◆ **TASK TO CARRY OUT**: Look through the material below and count the lines with the string "JSON". Report only the count.

◆ **THE RECORDS**:

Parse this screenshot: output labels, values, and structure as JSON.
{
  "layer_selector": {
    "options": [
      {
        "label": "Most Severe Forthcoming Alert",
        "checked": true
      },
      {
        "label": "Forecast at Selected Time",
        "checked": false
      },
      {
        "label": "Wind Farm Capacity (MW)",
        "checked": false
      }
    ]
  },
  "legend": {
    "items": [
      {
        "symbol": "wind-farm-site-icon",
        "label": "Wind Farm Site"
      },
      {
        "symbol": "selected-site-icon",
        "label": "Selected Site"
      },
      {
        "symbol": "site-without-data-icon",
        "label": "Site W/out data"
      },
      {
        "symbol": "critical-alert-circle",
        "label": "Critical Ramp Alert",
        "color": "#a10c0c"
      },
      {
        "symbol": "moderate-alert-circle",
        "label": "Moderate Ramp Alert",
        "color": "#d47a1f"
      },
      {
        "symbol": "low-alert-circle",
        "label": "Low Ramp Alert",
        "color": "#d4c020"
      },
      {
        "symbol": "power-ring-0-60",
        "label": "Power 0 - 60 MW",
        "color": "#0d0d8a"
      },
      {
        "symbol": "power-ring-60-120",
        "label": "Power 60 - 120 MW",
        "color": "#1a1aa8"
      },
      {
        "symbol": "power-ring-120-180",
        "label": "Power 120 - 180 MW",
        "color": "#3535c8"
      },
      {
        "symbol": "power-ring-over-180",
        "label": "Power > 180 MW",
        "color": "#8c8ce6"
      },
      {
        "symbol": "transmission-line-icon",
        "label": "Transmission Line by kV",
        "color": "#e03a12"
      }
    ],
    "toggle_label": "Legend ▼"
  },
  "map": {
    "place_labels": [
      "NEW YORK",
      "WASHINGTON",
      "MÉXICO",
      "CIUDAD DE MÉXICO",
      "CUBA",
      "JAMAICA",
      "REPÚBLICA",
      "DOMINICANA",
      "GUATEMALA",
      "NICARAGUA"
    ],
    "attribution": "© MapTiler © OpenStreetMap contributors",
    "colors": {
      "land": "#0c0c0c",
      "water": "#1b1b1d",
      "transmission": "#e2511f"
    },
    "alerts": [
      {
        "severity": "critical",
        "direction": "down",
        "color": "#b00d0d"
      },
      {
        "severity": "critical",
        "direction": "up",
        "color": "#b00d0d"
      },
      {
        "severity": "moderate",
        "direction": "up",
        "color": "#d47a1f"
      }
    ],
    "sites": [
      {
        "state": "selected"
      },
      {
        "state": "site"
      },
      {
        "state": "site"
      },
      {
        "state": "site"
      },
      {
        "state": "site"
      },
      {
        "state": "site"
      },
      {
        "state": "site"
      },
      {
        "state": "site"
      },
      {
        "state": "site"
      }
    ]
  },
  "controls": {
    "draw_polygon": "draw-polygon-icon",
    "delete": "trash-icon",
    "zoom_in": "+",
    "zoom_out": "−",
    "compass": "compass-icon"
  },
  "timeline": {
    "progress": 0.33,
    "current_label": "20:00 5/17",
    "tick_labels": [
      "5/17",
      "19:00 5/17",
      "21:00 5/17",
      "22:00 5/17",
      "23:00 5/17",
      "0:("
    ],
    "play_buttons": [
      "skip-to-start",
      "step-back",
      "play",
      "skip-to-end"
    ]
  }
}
==
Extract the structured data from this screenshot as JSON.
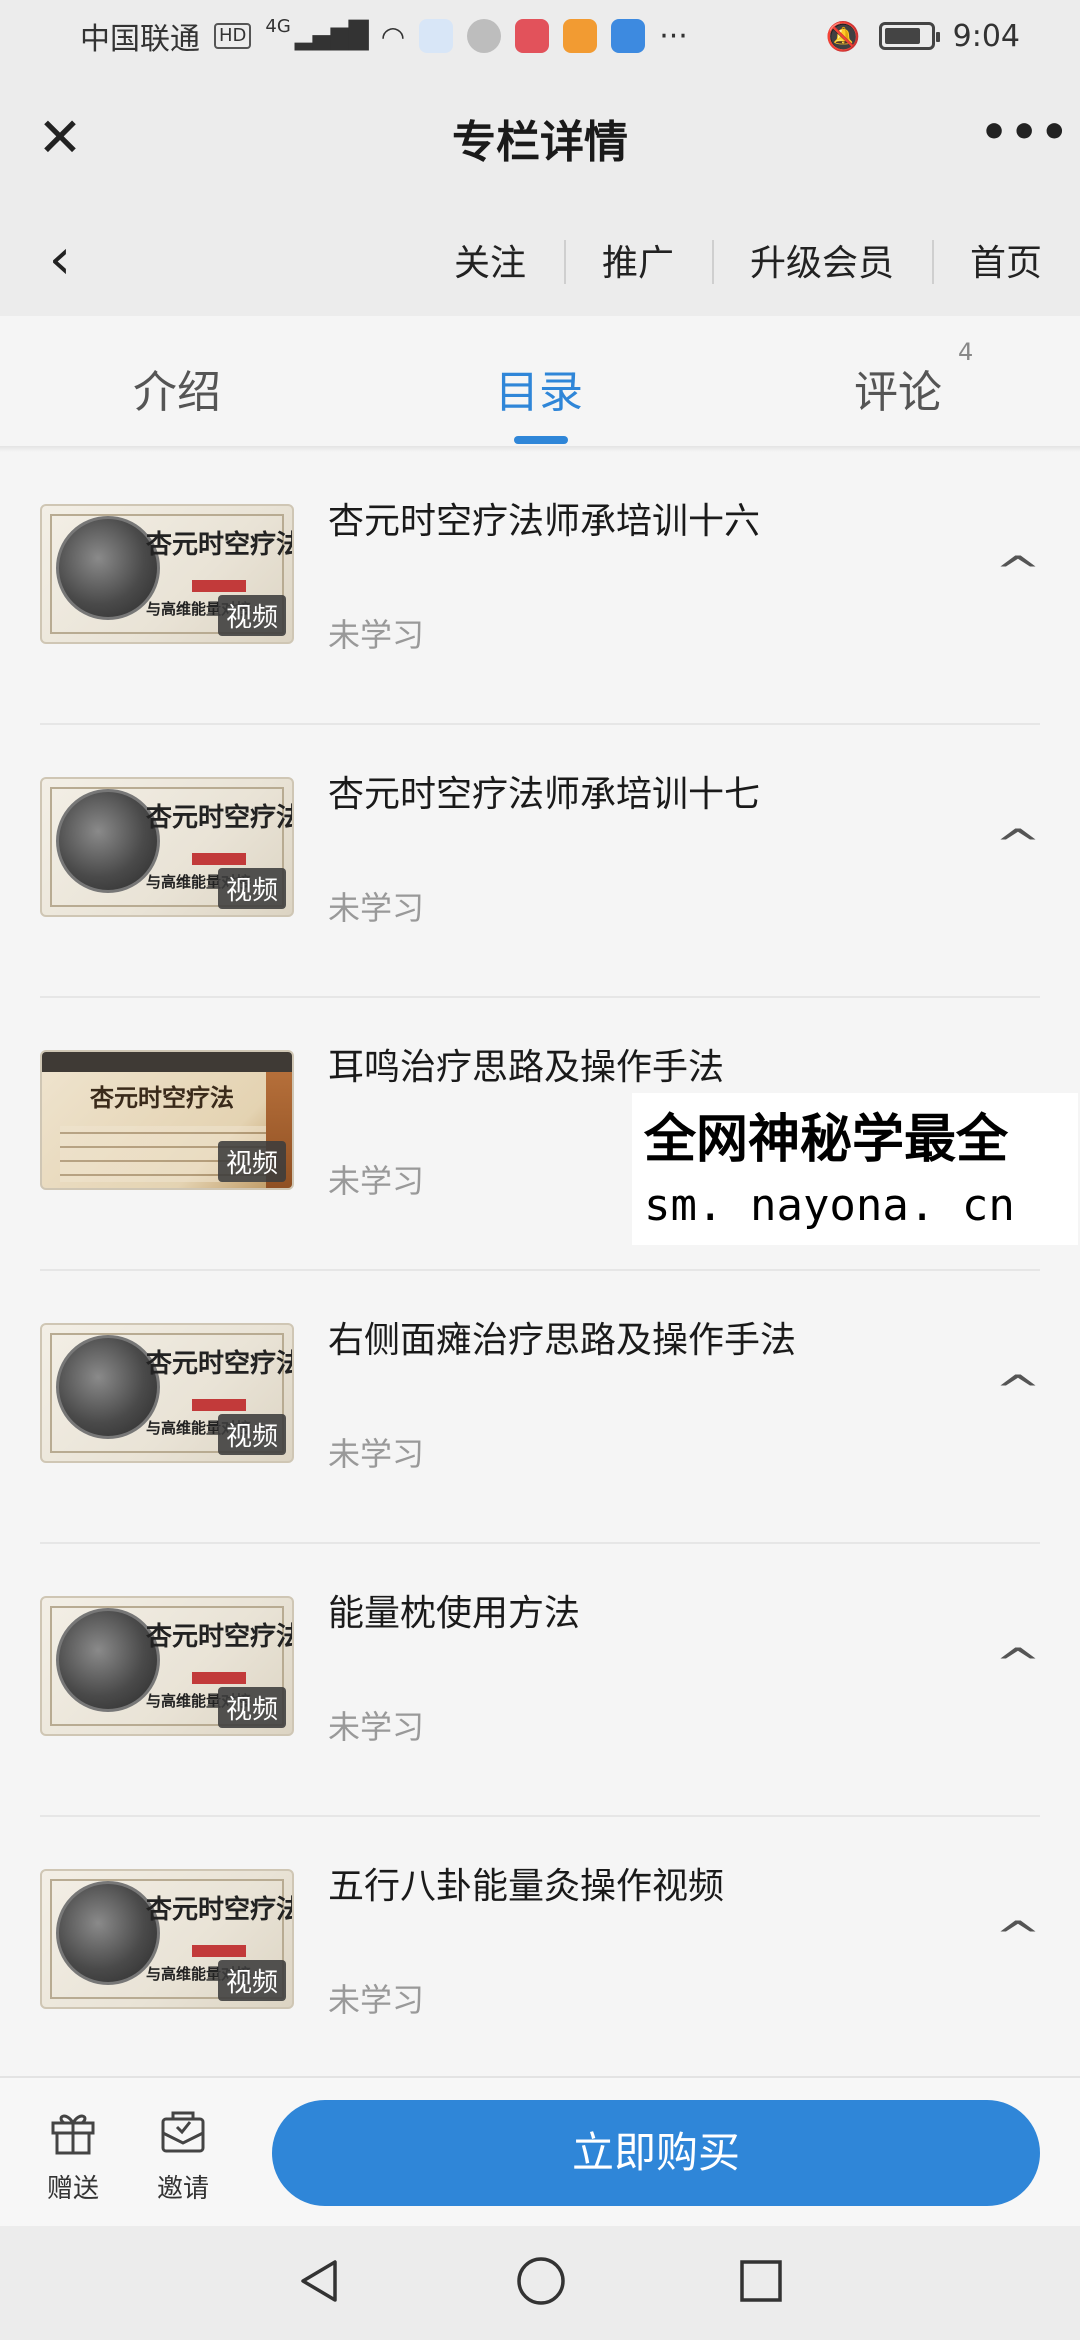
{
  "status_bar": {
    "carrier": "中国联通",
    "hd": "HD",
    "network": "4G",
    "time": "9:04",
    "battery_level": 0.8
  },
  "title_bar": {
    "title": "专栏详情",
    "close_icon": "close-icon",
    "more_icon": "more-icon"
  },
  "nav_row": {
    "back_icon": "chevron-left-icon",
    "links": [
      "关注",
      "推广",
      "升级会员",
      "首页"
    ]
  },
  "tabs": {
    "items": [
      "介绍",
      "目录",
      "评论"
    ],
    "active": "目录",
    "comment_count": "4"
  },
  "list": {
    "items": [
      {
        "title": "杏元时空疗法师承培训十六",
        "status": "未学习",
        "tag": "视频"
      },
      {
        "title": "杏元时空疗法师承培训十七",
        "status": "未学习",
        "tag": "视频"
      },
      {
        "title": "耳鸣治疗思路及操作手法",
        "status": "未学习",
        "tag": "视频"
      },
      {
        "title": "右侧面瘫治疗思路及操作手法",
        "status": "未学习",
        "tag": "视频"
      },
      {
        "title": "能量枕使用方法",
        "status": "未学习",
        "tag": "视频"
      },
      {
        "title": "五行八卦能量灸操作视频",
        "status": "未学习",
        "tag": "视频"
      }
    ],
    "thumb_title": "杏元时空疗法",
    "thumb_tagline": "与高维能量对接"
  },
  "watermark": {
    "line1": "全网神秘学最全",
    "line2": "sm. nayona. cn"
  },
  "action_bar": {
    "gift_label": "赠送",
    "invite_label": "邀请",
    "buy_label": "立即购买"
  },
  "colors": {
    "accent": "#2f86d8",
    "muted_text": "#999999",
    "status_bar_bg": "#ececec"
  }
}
* * *
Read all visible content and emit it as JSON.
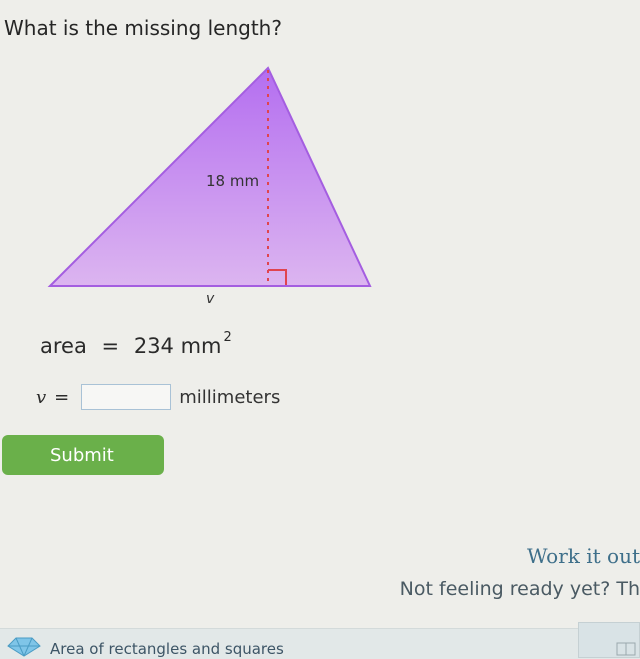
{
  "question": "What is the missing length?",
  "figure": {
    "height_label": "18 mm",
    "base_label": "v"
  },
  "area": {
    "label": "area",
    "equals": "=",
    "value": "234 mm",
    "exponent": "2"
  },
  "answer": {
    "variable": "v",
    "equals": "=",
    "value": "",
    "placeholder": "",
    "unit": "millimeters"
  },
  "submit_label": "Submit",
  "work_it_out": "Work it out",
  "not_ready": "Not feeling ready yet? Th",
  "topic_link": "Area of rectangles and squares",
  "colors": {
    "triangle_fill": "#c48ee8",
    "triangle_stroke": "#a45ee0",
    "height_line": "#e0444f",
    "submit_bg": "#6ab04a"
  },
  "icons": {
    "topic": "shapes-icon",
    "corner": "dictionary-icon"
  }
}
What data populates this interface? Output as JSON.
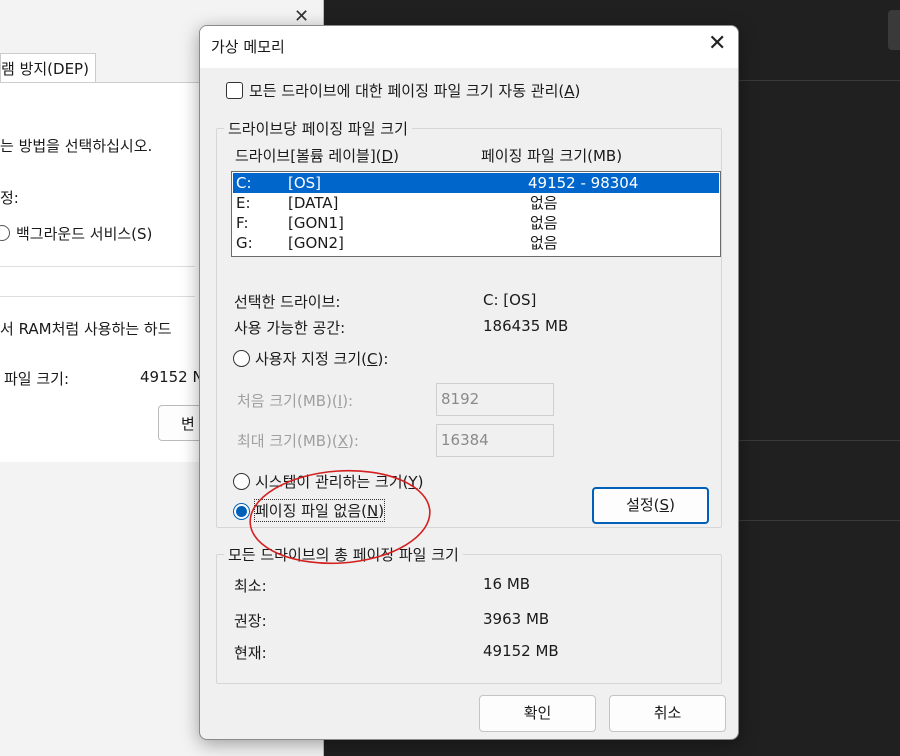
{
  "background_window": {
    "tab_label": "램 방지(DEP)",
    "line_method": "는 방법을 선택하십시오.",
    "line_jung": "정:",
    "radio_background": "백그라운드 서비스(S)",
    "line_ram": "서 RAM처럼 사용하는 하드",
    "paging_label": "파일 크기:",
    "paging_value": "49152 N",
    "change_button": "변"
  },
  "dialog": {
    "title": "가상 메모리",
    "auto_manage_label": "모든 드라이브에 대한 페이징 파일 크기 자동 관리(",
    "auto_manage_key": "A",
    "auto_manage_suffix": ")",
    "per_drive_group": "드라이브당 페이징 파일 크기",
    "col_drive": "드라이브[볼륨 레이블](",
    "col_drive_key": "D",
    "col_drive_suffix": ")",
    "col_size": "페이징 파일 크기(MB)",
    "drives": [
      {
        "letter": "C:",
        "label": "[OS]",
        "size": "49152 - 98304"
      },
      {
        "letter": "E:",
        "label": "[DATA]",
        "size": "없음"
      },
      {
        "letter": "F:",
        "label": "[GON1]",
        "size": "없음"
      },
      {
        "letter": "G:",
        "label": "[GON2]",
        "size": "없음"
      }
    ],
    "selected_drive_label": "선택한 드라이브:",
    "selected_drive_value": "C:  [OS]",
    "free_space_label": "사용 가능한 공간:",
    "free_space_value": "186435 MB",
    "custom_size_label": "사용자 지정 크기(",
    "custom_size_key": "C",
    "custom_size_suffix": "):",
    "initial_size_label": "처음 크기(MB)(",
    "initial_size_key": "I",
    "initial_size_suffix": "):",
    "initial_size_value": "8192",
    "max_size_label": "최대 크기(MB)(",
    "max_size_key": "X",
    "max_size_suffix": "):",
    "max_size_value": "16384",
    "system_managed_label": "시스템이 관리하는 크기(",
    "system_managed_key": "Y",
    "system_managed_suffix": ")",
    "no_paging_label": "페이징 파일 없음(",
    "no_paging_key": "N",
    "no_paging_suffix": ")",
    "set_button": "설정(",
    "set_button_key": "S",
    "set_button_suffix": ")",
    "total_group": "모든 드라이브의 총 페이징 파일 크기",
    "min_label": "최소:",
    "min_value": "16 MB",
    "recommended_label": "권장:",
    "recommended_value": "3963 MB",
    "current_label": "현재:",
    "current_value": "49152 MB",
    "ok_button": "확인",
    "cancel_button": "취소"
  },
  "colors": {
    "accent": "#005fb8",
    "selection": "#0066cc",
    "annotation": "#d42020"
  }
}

◆ **THE RESULT**: 4